Without including any pictures, copy each entry below exactly.

++++ EXERCISE MATERIALS ++++

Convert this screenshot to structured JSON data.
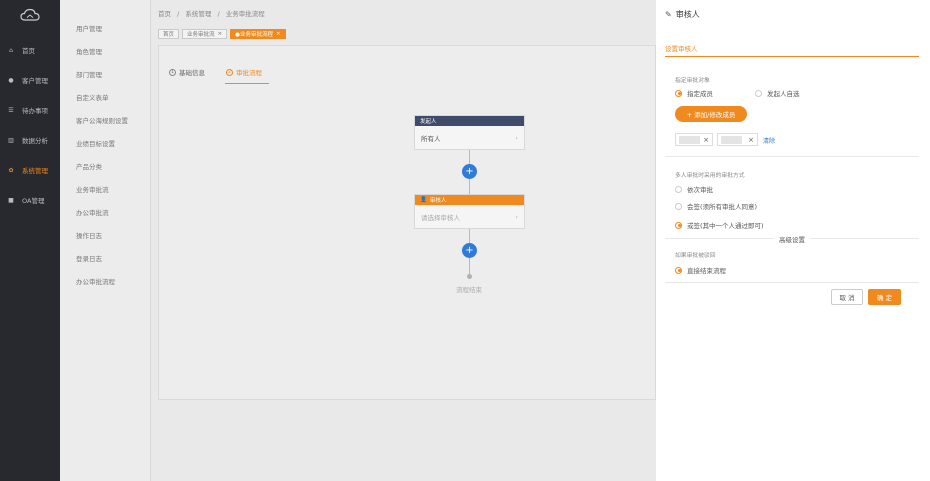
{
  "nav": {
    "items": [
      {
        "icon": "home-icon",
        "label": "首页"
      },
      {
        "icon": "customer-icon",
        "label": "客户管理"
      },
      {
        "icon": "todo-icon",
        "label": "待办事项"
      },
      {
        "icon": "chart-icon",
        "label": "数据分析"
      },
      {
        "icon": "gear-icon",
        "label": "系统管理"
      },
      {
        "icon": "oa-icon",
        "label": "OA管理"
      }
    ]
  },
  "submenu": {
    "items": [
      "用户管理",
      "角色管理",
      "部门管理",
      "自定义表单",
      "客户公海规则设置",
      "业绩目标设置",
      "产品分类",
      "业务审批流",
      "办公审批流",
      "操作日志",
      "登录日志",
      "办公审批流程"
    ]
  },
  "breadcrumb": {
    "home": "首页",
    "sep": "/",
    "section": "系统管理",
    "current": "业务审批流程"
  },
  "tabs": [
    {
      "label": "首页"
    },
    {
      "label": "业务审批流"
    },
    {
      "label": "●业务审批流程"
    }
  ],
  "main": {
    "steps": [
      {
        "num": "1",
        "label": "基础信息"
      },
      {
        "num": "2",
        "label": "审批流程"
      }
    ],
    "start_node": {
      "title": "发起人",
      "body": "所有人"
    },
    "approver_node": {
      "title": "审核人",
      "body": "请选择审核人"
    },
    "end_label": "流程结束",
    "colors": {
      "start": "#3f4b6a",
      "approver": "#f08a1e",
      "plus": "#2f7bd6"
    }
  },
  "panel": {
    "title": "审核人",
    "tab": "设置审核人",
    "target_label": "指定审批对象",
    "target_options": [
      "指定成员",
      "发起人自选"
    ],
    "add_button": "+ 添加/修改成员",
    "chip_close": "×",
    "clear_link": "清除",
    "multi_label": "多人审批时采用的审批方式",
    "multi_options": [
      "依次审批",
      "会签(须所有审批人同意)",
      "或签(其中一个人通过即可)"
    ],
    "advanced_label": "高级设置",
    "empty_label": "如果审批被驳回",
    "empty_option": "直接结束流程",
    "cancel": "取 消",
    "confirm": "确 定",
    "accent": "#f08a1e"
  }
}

++++

**RESPONSE BELOW**
Convert this screenshot to structured JSON data.
{
  "nav": {
    "items": [
      {
        "icon": "home-icon",
        "label": "首页"
      },
      {
        "icon": "customer-icon",
        "label": "客户管理"
      },
      {
        "icon": "todo-icon",
        "label": "待办事项"
      },
      {
        "icon": "chart-icon",
        "label": "数据分析"
      },
      {
        "icon": "gear-icon",
        "label": "系统管理"
      },
      {
        "icon": "oa-icon",
        "label": "OA管理"
      }
    ]
  },
  "submenu": {
    "items": [
      "用户管理",
      "角色管理",
      "部门管理",
      "自定义表单",
      "客户公海规则设置",
      "业绩目标设置",
      "产品分类",
      "业务审批流",
      "办公审批流",
      "操作日志",
      "登录日志",
      "办公审批流程"
    ]
  },
  "breadcrumb": {
    "home": "首页",
    "sep": "/",
    "section": "系统管理",
    "current": "业务审批流程"
  },
  "tabs": [
    {
      "label": "首页"
    },
    {
      "label": "业务审批流"
    },
    {
      "label": "●业务审批流程"
    }
  ],
  "main": {
    "steps": [
      {
        "num": "1",
        "label": "基础信息"
      },
      {
        "num": "2",
        "label": "审批流程"
      }
    ],
    "start_node": {
      "title": "发起人",
      "body": "所有人"
    },
    "approver_node": {
      "title": "审核人",
      "body": "请选择审核人"
    },
    "end_label": "流程结束",
    "colors": {
      "start": "#3f4b6a",
      "approver": "#f08a1e",
      "plus": "#2f7bd6"
    }
  },
  "panel": {
    "title": "审核人",
    "tab": "设置审核人",
    "target_label": "指定审批对象",
    "target_options": [
      "指定成员",
      "发起人自选"
    ],
    "add_button": "+ 添加/修改成员",
    "chip_close": "×",
    "clear_link": "清除",
    "multi_label": "多人审批时采用的审批方式",
    "multi_options": [
      "依次审批",
      "会签(须所有审批人同意)",
      "或签(其中一个人通过即可)"
    ],
    "advanced_label": "高级设置",
    "empty_label": "如果审批被驳回",
    "empty_option": "直接结束流程",
    "cancel": "取 消",
    "confirm": "确 定",
    "accent": "#f08a1e"
  }
}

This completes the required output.